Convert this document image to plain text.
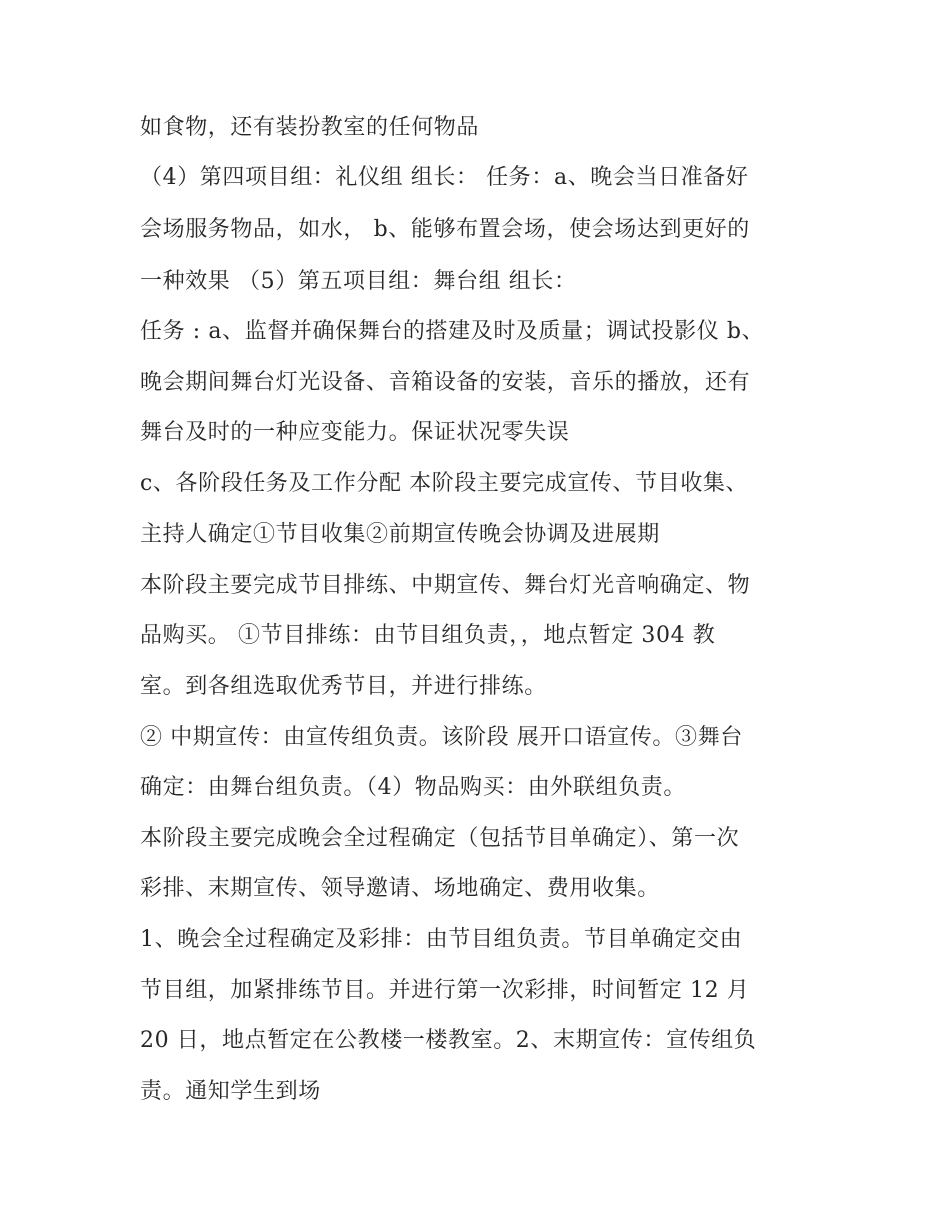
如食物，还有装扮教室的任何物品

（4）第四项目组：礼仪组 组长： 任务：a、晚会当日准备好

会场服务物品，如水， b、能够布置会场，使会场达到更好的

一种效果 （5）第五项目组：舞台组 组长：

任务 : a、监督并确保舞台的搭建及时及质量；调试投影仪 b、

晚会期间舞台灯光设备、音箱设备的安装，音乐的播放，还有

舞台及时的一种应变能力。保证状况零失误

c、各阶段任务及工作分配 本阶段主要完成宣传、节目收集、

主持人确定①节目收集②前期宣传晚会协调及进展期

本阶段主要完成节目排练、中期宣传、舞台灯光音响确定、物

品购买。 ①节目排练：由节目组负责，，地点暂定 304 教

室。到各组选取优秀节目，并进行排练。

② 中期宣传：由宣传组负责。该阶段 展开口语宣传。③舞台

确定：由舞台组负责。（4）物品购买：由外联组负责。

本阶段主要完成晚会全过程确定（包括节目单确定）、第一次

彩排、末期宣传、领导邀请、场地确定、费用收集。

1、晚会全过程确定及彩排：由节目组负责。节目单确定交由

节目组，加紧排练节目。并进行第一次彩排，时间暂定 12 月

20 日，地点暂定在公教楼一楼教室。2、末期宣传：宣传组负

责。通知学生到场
=-=-=
What needs to be done:
Count every line in the entries above where the word "中期宣传" appears; respond with the number alone.

Response to the exercise:
2